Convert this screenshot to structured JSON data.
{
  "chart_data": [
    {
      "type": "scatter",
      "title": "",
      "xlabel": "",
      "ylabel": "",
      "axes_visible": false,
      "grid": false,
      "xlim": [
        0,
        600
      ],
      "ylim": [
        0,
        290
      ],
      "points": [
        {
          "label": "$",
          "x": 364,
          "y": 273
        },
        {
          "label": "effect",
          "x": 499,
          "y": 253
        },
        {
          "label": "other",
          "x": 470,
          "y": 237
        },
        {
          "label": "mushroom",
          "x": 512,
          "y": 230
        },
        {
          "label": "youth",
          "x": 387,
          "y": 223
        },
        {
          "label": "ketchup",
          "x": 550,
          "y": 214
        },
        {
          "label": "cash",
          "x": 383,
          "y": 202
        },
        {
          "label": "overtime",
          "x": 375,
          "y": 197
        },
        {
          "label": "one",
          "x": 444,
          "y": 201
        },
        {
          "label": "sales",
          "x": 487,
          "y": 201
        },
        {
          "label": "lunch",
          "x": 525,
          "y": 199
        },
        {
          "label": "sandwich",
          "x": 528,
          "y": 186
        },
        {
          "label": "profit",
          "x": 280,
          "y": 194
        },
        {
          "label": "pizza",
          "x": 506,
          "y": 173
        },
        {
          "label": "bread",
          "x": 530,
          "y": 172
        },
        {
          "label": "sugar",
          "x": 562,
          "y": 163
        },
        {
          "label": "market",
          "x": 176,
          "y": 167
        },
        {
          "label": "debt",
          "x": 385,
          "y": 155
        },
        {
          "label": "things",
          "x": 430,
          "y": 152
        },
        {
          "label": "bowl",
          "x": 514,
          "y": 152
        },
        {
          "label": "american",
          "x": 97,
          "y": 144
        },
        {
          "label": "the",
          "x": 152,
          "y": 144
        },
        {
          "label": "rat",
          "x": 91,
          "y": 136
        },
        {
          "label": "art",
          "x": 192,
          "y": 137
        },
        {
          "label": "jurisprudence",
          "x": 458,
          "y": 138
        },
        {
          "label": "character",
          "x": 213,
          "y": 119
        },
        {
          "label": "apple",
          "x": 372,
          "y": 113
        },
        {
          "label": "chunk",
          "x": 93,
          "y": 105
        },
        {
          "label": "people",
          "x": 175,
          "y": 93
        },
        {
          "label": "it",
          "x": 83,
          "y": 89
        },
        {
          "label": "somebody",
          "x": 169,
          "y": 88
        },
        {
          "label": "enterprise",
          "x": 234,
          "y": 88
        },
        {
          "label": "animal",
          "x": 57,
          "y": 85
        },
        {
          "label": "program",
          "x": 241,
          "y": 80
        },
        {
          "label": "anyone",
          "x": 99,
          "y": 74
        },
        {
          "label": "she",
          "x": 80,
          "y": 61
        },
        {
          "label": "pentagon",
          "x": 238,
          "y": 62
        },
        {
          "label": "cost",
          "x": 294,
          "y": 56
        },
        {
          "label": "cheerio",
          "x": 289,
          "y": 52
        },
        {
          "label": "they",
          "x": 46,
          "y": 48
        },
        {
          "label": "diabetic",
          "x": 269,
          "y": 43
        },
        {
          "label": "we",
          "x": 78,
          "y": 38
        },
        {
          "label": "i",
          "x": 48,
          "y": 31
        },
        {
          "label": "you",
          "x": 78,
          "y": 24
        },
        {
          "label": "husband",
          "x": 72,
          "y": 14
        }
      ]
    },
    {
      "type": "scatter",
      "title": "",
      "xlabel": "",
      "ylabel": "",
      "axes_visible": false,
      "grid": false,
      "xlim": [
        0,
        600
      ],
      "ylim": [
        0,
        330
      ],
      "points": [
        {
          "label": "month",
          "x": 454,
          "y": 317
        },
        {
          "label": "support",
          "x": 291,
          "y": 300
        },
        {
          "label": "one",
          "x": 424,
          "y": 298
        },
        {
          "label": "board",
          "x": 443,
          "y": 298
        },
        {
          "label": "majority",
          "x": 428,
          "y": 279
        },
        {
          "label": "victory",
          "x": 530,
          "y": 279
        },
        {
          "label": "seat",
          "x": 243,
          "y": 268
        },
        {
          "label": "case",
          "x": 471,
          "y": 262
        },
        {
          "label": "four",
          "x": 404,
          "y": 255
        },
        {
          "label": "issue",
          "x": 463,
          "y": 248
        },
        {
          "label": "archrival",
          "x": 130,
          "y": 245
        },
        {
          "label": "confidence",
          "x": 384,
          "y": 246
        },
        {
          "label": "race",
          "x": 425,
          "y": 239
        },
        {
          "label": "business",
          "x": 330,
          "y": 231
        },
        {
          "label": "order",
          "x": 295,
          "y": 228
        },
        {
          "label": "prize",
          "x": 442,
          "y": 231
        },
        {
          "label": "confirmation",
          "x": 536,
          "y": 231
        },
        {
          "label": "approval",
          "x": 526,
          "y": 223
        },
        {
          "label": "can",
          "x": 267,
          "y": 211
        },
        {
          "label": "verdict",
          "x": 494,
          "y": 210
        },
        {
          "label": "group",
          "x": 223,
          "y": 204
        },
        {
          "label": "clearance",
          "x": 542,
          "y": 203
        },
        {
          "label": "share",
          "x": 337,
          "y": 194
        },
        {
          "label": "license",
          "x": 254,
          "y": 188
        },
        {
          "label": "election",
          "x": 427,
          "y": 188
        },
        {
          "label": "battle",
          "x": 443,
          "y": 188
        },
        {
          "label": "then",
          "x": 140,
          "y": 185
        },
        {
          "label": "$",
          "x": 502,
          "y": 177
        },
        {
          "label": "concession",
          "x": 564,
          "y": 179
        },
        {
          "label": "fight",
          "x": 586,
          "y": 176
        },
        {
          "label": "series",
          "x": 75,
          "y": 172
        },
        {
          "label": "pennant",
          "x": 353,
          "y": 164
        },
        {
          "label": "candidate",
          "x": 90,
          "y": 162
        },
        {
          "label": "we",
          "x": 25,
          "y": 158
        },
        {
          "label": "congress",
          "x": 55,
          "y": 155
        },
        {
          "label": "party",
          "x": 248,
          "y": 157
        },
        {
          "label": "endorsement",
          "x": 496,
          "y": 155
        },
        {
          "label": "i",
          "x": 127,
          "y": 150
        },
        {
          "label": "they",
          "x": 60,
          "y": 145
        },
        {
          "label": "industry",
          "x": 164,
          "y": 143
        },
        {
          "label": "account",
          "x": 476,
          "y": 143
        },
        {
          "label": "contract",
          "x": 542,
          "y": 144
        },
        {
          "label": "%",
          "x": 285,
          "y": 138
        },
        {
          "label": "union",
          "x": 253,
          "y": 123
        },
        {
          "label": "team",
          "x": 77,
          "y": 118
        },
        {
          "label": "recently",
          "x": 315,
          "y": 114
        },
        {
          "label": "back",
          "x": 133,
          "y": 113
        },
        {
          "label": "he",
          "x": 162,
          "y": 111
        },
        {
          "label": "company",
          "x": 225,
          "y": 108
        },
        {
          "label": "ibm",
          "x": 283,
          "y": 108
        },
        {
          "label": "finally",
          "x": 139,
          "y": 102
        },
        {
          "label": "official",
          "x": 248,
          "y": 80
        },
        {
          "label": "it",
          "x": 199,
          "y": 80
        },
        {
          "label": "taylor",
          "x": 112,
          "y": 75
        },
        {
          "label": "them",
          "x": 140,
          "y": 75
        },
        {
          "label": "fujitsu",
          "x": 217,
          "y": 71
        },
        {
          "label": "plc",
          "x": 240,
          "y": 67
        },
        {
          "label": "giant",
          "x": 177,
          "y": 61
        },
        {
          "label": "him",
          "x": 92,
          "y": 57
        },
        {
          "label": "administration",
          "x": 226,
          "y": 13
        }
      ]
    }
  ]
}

▸ **Exercise directions**: Repeat the records above exactly, from the first line to the last.

▸ **Solution**:
Convert this screenshot to structured JSON data.
{
  "chart_data": [
    {
      "type": "scatter",
      "title": "",
      "xlabel": "",
      "ylabel": "",
      "axes_visible": false,
      "grid": false,
      "xlim": [
        0,
        600
      ],
      "ylim": [
        0,
        290
      ],
      "points": [
        {
          "label": "$",
          "x": 364,
          "y": 273
        },
        {
          "label": "effect",
          "x": 499,
          "y": 253
        },
        {
          "label": "other",
          "x": 470,
          "y": 237
        },
        {
          "label": "mushroom",
          "x": 512,
          "y": 230
        },
        {
          "label": "youth",
          "x": 387,
          "y": 223
        },
        {
          "label": "ketchup",
          "x": 550,
          "y": 214
        },
        {
          "label": "cash",
          "x": 383,
          "y": 202
        },
        {
          "label": "overtime",
          "x": 375,
          "y": 197
        },
        {
          "label": "one",
          "x": 444,
          "y": 201
        },
        {
          "label": "sales",
          "x": 487,
          "y": 201
        },
        {
          "label": "lunch",
          "x": 525,
          "y": 199
        },
        {
          "label": "sandwich",
          "x": 528,
          "y": 186
        },
        {
          "label": "profit",
          "x": 280,
          "y": 194
        },
        {
          "label": "pizza",
          "x": 506,
          "y": 173
        },
        {
          "label": "bread",
          "x": 530,
          "y": 172
        },
        {
          "label": "sugar",
          "x": 562,
          "y": 163
        },
        {
          "label": "market",
          "x": 176,
          "y": 167
        },
        {
          "label": "debt",
          "x": 385,
          "y": 155
        },
        {
          "label": "things",
          "x": 430,
          "y": 152
        },
        {
          "label": "bowl",
          "x": 514,
          "y": 152
        },
        {
          "label": "american",
          "x": 97,
          "y": 144
        },
        {
          "label": "the",
          "x": 152,
          "y": 144
        },
        {
          "label": "rat",
          "x": 91,
          "y": 136
        },
        {
          "label": "art",
          "x": 192,
          "y": 137
        },
        {
          "label": "jurisprudence",
          "x": 458,
          "y": 138
        },
        {
          "label": "character",
          "x": 213,
          "y": 119
        },
        {
          "label": "apple",
          "x": 372,
          "y": 113
        },
        {
          "label": "chunk",
          "x": 93,
          "y": 105
        },
        {
          "label": "people",
          "x": 175,
          "y": 93
        },
        {
          "label": "it",
          "x": 83,
          "y": 89
        },
        {
          "label": "somebody",
          "x": 169,
          "y": 88
        },
        {
          "label": "enterprise",
          "x": 234,
          "y": 88
        },
        {
          "label": "animal",
          "x": 57,
          "y": 85
        },
        {
          "label": "program",
          "x": 241,
          "y": 80
        },
        {
          "label": "anyone",
          "x": 99,
          "y": 74
        },
        {
          "label": "she",
          "x": 80,
          "y": 61
        },
        {
          "label": "pentagon",
          "x": 238,
          "y": 62
        },
        {
          "label": "cost",
          "x": 294,
          "y": 56
        },
        {
          "label": "cheerio",
          "x": 289,
          "y": 52
        },
        {
          "label": "they",
          "x": 46,
          "y": 48
        },
        {
          "label": "diabetic",
          "x": 269,
          "y": 43
        },
        {
          "label": "we",
          "x": 78,
          "y": 38
        },
        {
          "label": "i",
          "x": 48,
          "y": 31
        },
        {
          "label": "you",
          "x": 78,
          "y": 24
        },
        {
          "label": "husband",
          "x": 72,
          "y": 14
        }
      ]
    },
    {
      "type": "scatter",
      "title": "",
      "xlabel": "",
      "ylabel": "",
      "axes_visible": false,
      "grid": false,
      "xlim": [
        0,
        600
      ],
      "ylim": [
        0,
        330
      ],
      "points": [
        {
          "label": "month",
          "x": 454,
          "y": 317
        },
        {
          "label": "support",
          "x": 291,
          "y": 300
        },
        {
          "label": "one",
          "x": 424,
          "y": 298
        },
        {
          "label": "board",
          "x": 443,
          "y": 298
        },
        {
          "label": "majority",
          "x": 428,
          "y": 279
        },
        {
          "label": "victory",
          "x": 530,
          "y": 279
        },
        {
          "label": "seat",
          "x": 243,
          "y": 268
        },
        {
          "label": "case",
          "x": 471,
          "y": 262
        },
        {
          "label": "four",
          "x": 404,
          "y": 255
        },
        {
          "label": "issue",
          "x": 463,
          "y": 248
        },
        {
          "label": "archrival",
          "x": 130,
          "y": 245
        },
        {
          "label": "confidence",
          "x": 384,
          "y": 246
        },
        {
          "label": "race",
          "x": 425,
          "y": 239
        },
        {
          "label": "business",
          "x": 330,
          "y": 231
        },
        {
          "label": "order",
          "x": 295,
          "y": 228
        },
        {
          "label": "prize",
          "x": 442,
          "y": 231
        },
        {
          "label": "confirmation",
          "x": 536,
          "y": 231
        },
        {
          "label": "approval",
          "x": 526,
          "y": 223
        },
        {
          "label": "can",
          "x": 267,
          "y": 211
        },
        {
          "label": "verdict",
          "x": 494,
          "y": 210
        },
        {
          "label": "group",
          "x": 223,
          "y": 204
        },
        {
          "label": "clearance",
          "x": 542,
          "y": 203
        },
        {
          "label": "share",
          "x": 337,
          "y": 194
        },
        {
          "label": "license",
          "x": 254,
          "y": 188
        },
        {
          "label": "election",
          "x": 427,
          "y": 188
        },
        {
          "label": "battle",
          "x": 443,
          "y": 188
        },
        {
          "label": "then",
          "x": 140,
          "y": 185
        },
        {
          "label": "$",
          "x": 502,
          "y": 177
        },
        {
          "label": "concession",
          "x": 564,
          "y": 179
        },
        {
          "label": "fight",
          "x": 586,
          "y": 176
        },
        {
          "label": "series",
          "x": 75,
          "y": 172
        },
        {
          "label": "pennant",
          "x": 353,
          "y": 164
        },
        {
          "label": "candidate",
          "x": 90,
          "y": 162
        },
        {
          "label": "we",
          "x": 25,
          "y": 158
        },
        {
          "label": "congress",
          "x": 55,
          "y": 155
        },
        {
          "label": "party",
          "x": 248,
          "y": 157
        },
        {
          "label": "endorsement",
          "x": 496,
          "y": 155
        },
        {
          "label": "i",
          "x": 127,
          "y": 150
        },
        {
          "label": "they",
          "x": 60,
          "y": 145
        },
        {
          "label": "industry",
          "x": 164,
          "y": 143
        },
        {
          "label": "account",
          "x": 476,
          "y": 143
        },
        {
          "label": "contract",
          "x": 542,
          "y": 144
        },
        {
          "label": "%",
          "x": 285,
          "y": 138
        },
        {
          "label": "union",
          "x": 253,
          "y": 123
        },
        {
          "label": "team",
          "x": 77,
          "y": 118
        },
        {
          "label": "recently",
          "x": 315,
          "y": 114
        },
        {
          "label": "back",
          "x": 133,
          "y": 113
        },
        {
          "label": "he",
          "x": 162,
          "y": 111
        },
        {
          "label": "company",
          "x": 225,
          "y": 108
        },
        {
          "label": "ibm",
          "x": 283,
          "y": 108
        },
        {
          "label": "finally",
          "x": 139,
          "y": 102
        },
        {
          "label": "official",
          "x": 248,
          "y": 80
        },
        {
          "label": "it",
          "x": 199,
          "y": 80
        },
        {
          "label": "taylor",
          "x": 112,
          "y": 75
        },
        {
          "label": "them",
          "x": 140,
          "y": 75
        },
        {
          "label": "fujitsu",
          "x": 217,
          "y": 71
        },
        {
          "label": "plc",
          "x": 240,
          "y": 67
        },
        {
          "label": "giant",
          "x": 177,
          "y": 61
        },
        {
          "label": "him",
          "x": 92,
          "y": 57
        },
        {
          "label": "administration",
          "x": 226,
          "y": 13
        }
      ]
    }
  ]
}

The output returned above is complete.